Skip the pictures and repeat each line of the data exactly.

### DATASET ENTRIES
________________________
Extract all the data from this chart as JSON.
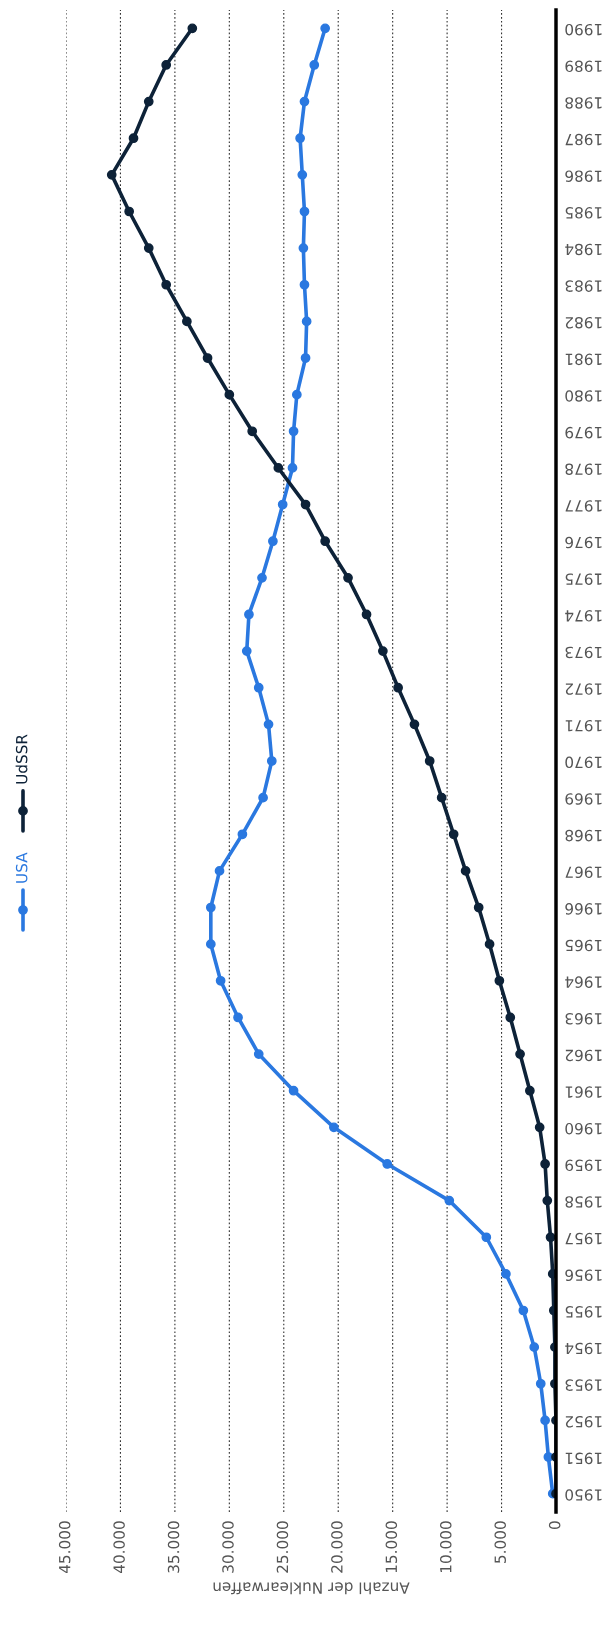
{
  "chart_data": {
    "type": "line",
    "orientation": "horizontal",
    "categories": [
      "1990",
      "1989",
      "1988",
      "1987",
      "1986",
      "1985",
      "1984",
      "1983",
      "1982",
      "1981",
      "1980",
      "1979",
      "1978",
      "1977",
      "1976",
      "1975",
      "1974",
      "1973",
      "1972",
      "1971",
      "1970",
      "1969",
      "1968",
      "1967",
      "1966",
      "1965",
      "1964",
      "1963",
      "1962",
      "1961",
      "1960",
      "1959",
      "1958",
      "1957",
      "1956",
      "1955",
      "1954",
      "1953",
      "1952",
      "1951",
      "1950"
    ],
    "series": [
      {
        "name": "USA",
        "color": "#2a78e0",
        "values": [
          21200,
          22200,
          23100,
          23500,
          23300,
          23100,
          23200,
          23100,
          22900,
          23000,
          23800,
          24100,
          24200,
          25100,
          26000,
          27000,
          28200,
          28400,
          27300,
          26400,
          26100,
          26900,
          28800,
          30900,
          31700,
          31700,
          30800,
          29200,
          27300,
          24100,
          20400,
          15500,
          9800,
          6400,
          4600,
          3000,
          2000,
          1400,
          1000,
          700,
          300
        ]
      },
      {
        "name": "UdSSR",
        "color": "#0d2238",
        "values": [
          33400,
          35800,
          37400,
          38800,
          40800,
          39200,
          37400,
          35800,
          33900,
          32000,
          30000,
          27900,
          25500,
          23000,
          21200,
          19100,
          17400,
          15900,
          14500,
          13000,
          11600,
          10500,
          9400,
          8300,
          7100,
          6100,
          5200,
          4200,
          3300,
          2400,
          1500,
          1000,
          800,
          500,
          300,
          200,
          100,
          100,
          0,
          0,
          0
        ]
      }
    ],
    "xlabel": "Anzahl der Nuklearwaffen",
    "xlim": [
      45000,
      0
    ],
    "xticks": [
      0,
      {
        "value": 5000,
        "label": "5.000"
      },
      {
        "value": 10000,
        "label": "10.000"
      },
      {
        "value": 15000,
        "label": "15.000"
      },
      {
        "value": 20000,
        "label": "20.000"
      },
      {
        "value": 25000,
        "label": "25.000"
      },
      {
        "value": 30000,
        "label": "30.000"
      },
      {
        "value": 35000,
        "label": "35.000"
      },
      {
        "value": 40000,
        "label": "40.000"
      },
      {
        "value": 45000,
        "label": "45.000"
      }
    ],
    "grid": "x",
    "legend": "left",
    "marker": "circle",
    "line_style": "solid"
  }
}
________________________
### SOLVED PROBLEM
Extract all the data from this chart as JSON.
{
  "chart_data": {
    "type": "line",
    "orientation": "horizontal",
    "categories": [
      "1990",
      "1989",
      "1988",
      "1987",
      "1986",
      "1985",
      "1984",
      "1983",
      "1982",
      "1981",
      "1980",
      "1979",
      "1978",
      "1977",
      "1976",
      "1975",
      "1974",
      "1973",
      "1972",
      "1971",
      "1970",
      "1969",
      "1968",
      "1967",
      "1966",
      "1965",
      "1964",
      "1963",
      "1962",
      "1961",
      "1960",
      "1959",
      "1958",
      "1957",
      "1956",
      "1955",
      "1954",
      "1953",
      "1952",
      "1951",
      "1950"
    ],
    "series": [
      {
        "name": "USA",
        "color": "#2a78e0",
        "values": [
          21200,
          22200,
          23100,
          23500,
          23300,
          23100,
          23200,
          23100,
          22900,
          23000,
          23800,
          24100,
          24200,
          25100,
          26000,
          27000,
          28200,
          28400,
          27300,
          26400,
          26100,
          26900,
          28800,
          30900,
          31700,
          31700,
          30800,
          29200,
          27300,
          24100,
          20400,
          15500,
          9800,
          6400,
          4600,
          3000,
          2000,
          1400,
          1000,
          700,
          300
        ]
      },
      {
        "name": "UdSSR",
        "color": "#0d2238",
        "values": [
          33400,
          35800,
          37400,
          38800,
          40800,
          39200,
          37400,
          35800,
          33900,
          32000,
          30000,
          27900,
          25500,
          23000,
          21200,
          19100,
          17400,
          15900,
          14500,
          13000,
          11600,
          10500,
          9400,
          8300,
          7100,
          6100,
          5200,
          4200,
          3300,
          2400,
          1500,
          1000,
          800,
          500,
          300,
          200,
          100,
          100,
          0,
          0,
          0
        ]
      }
    ],
    "xlabel": "Anzahl der Nuklearwaffen",
    "xlim": [
      45000,
      0
    ],
    "xticks": [
      0,
      {
        "value": 5000,
        "label": "5.000"
      },
      {
        "value": 10000,
        "label": "10.000"
      },
      {
        "value": 15000,
        "label": "15.000"
      },
      {
        "value": 20000,
        "label": "20.000"
      },
      {
        "value": 25000,
        "label": "25.000"
      },
      {
        "value": 30000,
        "label": "30.000"
      },
      {
        "value": 35000,
        "label": "35.000"
      },
      {
        "value": 40000,
        "label": "40.000"
      },
      {
        "value": 45000,
        "label": "45.000"
      }
    ],
    "grid": "x",
    "legend": "left",
    "marker": "circle",
    "line_style": "solid"
  }
}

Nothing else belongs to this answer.